After the Training phase, a decision tree classifier is able to explain its classification rules in the form of a decision tree. As an example, the decision tree for identifying document owners above is shown in Fig. 2, whose depth, however, was limited to three to fit the paper. From the decision tree, it is apparent that the most influential metrics selected by the algorithm are provenance-specific ones. The most important metrics, in this case, is \(\mathrm {mfd}_\mathsf {der}\); the tree splits the documents on ProvStore into two subsets: ones without derivation relation (i.e. \(\mathrm {mfd}_\mathsf {der}= -1\), see Eq. 8) and ones with at least one derivation (the right branch). The tree shows the next most important metrics to distinguish provenance documents in this dataset are \(\mathrm {mfd}_{e \rightarrow e}\) and \(\mathsf {ACC}_\mathsf {ag}\). From such information, we can see that half of the selected ProvStore users did not record derivations in their provenance at all. We can also learn that, for example, provenance documents uploaded by user \(u_2\) contains no derivation, has 4 or fewer PROV entities, and the distances between those entities, if any, are less than 2. In addition, knowing which metrics are most relevant within an application or a dataset, one can make informed decision on which features that can safely be ignored (to save computation cost) in an automated manner, e.g. as per the method by Kohavi and John (1997).
· · · · ·
*Tasks and exercises*.
A) Name each metric that the passage on the decision tree classifier identifies as one of the most important for distinguishing the provenance documents.
B) Extend the passage on the decision tree classifier, picking up after its final sentence.

*Data extract*.
· · · · ·
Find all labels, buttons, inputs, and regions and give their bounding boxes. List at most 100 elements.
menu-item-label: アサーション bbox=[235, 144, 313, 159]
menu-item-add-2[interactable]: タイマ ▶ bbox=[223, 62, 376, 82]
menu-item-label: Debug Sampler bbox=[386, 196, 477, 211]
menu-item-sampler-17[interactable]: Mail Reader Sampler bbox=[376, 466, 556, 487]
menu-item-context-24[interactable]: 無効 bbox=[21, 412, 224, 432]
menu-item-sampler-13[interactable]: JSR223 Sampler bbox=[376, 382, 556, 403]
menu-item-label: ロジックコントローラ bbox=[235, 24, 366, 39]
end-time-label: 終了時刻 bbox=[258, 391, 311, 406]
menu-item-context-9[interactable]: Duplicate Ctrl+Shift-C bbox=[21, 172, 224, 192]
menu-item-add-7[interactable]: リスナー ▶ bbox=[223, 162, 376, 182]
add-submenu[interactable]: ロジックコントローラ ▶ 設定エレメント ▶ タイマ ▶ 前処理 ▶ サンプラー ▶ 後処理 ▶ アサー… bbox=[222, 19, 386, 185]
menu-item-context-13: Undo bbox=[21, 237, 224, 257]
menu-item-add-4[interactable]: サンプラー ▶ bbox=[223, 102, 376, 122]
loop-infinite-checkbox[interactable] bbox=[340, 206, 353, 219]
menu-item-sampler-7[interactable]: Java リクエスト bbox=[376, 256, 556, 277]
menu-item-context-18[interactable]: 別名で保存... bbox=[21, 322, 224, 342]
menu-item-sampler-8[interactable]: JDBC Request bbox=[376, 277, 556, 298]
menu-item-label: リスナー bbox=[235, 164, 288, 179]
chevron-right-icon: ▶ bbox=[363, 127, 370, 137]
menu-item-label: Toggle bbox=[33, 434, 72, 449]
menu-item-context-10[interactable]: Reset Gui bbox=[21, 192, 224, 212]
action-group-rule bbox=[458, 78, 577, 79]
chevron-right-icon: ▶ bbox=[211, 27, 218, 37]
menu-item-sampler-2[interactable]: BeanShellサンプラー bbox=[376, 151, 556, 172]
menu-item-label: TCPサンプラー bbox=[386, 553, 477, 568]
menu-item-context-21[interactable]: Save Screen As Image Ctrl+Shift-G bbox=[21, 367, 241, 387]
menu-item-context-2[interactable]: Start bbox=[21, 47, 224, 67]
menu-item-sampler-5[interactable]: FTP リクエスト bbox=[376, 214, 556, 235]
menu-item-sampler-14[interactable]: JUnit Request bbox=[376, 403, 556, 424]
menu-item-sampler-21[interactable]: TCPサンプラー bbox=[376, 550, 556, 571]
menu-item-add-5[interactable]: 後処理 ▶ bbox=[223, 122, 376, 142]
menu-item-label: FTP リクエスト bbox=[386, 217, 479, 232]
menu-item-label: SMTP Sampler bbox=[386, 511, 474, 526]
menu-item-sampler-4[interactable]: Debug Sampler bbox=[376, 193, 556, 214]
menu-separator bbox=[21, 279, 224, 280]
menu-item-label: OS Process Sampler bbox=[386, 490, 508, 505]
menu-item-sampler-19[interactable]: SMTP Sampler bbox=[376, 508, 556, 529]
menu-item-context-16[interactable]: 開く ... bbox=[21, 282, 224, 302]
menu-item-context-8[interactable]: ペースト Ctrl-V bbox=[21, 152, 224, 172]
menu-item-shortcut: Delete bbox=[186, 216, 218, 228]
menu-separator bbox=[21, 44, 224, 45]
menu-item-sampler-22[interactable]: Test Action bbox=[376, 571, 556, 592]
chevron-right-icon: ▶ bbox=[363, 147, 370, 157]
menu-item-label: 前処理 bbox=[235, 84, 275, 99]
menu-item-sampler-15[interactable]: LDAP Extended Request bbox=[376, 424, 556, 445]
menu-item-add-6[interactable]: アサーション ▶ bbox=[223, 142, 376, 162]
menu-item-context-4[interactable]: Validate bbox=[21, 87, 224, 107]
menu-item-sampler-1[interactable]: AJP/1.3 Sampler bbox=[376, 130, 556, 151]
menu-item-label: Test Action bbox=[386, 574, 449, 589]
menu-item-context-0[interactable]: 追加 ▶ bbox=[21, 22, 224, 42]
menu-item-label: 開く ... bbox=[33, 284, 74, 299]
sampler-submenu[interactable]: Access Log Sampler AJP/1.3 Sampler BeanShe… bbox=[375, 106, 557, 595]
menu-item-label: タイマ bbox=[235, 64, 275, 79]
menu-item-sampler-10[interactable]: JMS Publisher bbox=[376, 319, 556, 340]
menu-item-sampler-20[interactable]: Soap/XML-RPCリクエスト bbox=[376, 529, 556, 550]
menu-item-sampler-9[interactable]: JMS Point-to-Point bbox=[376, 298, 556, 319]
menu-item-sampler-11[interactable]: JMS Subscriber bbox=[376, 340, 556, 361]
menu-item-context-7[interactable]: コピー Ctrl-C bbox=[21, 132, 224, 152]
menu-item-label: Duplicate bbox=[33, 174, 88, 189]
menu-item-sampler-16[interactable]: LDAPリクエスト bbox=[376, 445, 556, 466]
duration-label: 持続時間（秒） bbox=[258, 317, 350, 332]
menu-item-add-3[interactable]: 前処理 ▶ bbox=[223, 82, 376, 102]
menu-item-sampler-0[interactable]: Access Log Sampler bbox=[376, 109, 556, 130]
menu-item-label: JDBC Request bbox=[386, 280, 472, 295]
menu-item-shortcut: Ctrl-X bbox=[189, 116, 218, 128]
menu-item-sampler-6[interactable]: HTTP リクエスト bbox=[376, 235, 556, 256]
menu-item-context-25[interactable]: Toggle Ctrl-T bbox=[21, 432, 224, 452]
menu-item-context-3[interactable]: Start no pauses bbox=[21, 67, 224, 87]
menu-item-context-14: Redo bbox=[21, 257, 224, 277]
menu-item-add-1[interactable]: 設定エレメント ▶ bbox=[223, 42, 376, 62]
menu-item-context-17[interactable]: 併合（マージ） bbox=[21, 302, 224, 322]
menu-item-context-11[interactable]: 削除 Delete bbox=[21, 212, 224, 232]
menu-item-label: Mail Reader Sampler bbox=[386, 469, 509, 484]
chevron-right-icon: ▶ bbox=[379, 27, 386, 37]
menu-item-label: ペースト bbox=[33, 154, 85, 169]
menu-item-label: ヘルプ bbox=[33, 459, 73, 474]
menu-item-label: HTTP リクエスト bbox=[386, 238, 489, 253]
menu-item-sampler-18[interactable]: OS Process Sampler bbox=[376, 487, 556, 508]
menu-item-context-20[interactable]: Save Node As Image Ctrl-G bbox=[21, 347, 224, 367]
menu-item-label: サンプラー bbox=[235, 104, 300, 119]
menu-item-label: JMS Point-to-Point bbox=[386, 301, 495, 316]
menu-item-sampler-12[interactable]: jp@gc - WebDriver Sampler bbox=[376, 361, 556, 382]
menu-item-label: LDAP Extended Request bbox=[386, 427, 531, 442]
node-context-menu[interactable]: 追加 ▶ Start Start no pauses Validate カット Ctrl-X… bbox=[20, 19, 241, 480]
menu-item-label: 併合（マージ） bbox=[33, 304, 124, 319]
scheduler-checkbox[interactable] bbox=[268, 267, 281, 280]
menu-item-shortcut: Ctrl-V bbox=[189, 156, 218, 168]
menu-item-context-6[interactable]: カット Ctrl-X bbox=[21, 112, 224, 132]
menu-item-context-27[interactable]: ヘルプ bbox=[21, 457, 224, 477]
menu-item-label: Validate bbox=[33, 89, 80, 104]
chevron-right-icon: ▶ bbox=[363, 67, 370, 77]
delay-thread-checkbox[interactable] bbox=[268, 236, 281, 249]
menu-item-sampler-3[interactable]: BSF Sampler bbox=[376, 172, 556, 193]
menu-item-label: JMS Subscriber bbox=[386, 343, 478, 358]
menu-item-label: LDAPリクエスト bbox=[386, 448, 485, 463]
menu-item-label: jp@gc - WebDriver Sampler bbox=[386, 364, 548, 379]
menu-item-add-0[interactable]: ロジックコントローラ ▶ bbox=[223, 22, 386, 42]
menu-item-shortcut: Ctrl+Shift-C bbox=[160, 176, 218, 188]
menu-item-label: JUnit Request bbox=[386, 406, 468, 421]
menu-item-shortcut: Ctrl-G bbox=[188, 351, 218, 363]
· · · · ·
*Answers for the exercise*.
A)
- mfd_der
- mfd_e→e
- ACC_ag

B)
In order to confirm that provenance type information indeed contributes into the above classification performance as suggested by the decision tree in Fig. 2, we repeat the exercise, training a decision tree with the same dataset, but this time with only the six generic network metrics (i.e. \(n\), \(e\), \(d\), \(r\), \(\mathsf {ACC}\), \(\alpha \)) and later only the provenance-specific metrics. Compared to the first experiment, which makes use of all the available network metrics, using only the generic metrics achieves a lower accuracy at \(92.32\% \) (\(\pm \, 0.02\% \)), while using only the provenance-specific metrics produces a similar accuracy at \(98.11\% \) (\(\pm \,0.01\% \)). These results suggest that provenance type information, as captured by the provenance-specific network metrics, indeed helps with identifying the originator of a provenance graph, and ignoring such information will result in a lower performance. Nevertheless, even with only six generic network metrics, the trained classifier still achieves a very high level of accuracy (\(92.32\% \)). Therefore, we believe that characterising provenance information by their network metrics is a very promising approach, which can be effective even with a small set of metrics. In the next section, we develop this approach further to assess the usage of crowd-generated data to infer about their quality, using only their provenance information.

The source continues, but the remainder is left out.